_Stored rows_
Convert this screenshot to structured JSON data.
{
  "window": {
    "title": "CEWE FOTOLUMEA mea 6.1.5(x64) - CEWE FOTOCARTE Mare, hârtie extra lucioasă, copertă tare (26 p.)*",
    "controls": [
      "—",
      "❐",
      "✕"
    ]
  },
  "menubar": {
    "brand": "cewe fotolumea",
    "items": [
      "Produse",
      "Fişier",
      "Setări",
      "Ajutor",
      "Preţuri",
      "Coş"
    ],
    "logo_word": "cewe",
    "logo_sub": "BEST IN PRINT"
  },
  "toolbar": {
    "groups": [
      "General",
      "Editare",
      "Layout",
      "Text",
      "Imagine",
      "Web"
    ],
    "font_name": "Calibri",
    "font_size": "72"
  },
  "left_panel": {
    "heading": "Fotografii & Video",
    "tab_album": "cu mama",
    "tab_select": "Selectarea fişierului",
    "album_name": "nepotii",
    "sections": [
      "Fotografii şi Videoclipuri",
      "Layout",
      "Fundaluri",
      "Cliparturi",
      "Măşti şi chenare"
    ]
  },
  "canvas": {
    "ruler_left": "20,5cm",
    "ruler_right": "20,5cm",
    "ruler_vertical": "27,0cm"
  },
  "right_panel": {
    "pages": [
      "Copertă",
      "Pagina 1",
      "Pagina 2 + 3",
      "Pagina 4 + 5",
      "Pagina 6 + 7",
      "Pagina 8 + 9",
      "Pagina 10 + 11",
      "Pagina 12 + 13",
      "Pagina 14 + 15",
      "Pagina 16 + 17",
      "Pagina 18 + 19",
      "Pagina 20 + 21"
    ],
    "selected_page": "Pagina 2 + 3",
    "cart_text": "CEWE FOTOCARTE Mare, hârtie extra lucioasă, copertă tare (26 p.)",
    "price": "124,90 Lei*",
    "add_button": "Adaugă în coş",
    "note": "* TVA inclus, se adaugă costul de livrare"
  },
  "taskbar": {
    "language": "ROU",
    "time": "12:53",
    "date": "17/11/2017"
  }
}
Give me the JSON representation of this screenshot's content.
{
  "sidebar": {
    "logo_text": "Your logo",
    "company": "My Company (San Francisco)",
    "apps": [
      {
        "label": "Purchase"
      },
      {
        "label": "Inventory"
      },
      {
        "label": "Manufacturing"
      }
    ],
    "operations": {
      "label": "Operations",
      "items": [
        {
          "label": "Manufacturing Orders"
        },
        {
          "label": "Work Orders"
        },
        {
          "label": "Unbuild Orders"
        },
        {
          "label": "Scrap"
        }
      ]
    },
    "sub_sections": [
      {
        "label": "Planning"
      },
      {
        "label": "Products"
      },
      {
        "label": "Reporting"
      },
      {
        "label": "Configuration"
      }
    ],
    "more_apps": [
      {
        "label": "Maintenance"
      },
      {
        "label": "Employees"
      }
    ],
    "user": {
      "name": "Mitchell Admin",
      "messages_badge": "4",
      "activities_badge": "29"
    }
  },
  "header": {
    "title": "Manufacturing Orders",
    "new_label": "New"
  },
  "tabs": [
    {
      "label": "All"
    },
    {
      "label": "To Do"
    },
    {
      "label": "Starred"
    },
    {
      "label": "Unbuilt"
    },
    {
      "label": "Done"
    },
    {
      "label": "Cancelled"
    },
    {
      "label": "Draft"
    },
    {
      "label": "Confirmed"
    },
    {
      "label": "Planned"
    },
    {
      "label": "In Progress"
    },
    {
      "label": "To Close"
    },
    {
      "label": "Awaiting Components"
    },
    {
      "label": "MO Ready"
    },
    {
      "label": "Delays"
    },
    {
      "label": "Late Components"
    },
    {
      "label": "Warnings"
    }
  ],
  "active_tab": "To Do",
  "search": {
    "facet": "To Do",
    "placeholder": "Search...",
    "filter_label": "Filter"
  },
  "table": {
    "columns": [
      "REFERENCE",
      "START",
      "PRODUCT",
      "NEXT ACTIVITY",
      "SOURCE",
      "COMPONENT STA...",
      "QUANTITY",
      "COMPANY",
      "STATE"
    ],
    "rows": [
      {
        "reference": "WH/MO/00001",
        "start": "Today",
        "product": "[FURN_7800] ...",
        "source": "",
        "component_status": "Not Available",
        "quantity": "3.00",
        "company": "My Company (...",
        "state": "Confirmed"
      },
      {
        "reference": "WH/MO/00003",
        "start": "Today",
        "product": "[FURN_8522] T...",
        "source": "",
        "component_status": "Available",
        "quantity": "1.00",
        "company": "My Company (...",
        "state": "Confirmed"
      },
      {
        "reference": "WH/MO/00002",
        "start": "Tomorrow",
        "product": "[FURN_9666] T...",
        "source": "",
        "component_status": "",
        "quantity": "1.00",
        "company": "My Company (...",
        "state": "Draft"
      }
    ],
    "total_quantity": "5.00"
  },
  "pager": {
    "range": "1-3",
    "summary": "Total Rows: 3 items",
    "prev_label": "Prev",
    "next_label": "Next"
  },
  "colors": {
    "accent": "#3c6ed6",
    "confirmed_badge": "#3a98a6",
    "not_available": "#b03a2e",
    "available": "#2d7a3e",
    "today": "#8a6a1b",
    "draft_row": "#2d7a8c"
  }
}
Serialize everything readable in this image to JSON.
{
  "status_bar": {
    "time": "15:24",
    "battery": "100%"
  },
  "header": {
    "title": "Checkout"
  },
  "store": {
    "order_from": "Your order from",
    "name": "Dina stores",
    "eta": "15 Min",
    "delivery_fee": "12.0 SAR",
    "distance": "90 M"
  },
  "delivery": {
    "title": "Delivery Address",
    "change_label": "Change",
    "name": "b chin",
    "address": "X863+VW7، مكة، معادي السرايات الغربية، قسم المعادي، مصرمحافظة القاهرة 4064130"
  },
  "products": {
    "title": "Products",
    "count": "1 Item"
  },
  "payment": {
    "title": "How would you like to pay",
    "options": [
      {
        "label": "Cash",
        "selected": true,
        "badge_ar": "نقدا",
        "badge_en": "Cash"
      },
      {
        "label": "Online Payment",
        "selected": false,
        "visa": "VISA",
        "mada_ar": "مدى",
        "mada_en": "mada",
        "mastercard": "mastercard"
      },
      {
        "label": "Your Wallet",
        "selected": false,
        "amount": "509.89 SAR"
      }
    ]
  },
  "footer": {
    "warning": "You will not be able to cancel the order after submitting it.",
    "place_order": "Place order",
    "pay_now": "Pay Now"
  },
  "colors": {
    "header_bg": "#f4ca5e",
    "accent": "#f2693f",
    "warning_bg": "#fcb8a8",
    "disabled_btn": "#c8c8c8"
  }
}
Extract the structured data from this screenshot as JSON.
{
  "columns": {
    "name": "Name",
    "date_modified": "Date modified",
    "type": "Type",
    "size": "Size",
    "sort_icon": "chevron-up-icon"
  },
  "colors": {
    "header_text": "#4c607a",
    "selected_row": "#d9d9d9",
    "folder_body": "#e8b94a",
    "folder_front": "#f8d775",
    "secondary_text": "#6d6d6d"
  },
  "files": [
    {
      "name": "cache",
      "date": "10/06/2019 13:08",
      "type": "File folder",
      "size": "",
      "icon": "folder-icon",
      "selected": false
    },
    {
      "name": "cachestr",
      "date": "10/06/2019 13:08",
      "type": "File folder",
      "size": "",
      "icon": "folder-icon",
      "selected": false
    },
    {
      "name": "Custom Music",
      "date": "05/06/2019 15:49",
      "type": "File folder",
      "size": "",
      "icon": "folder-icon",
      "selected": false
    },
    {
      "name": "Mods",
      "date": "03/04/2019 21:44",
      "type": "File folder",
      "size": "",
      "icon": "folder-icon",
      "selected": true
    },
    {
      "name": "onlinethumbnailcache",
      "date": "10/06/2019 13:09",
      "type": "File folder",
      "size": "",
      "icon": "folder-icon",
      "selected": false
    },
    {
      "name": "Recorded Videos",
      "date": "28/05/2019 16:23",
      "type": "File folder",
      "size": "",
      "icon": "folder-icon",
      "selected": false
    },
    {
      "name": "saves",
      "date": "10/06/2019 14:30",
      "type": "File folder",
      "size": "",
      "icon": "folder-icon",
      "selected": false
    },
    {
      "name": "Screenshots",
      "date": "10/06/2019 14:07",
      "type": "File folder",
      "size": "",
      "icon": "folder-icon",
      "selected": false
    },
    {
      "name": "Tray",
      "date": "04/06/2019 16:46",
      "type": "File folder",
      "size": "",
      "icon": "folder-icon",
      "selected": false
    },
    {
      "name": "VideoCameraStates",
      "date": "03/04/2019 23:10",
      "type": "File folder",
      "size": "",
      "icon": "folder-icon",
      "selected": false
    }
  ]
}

_Exercise objective_
Above are some records. Report the number of their lines that include "structured", and add nothing else.

_Result for this exercise_
2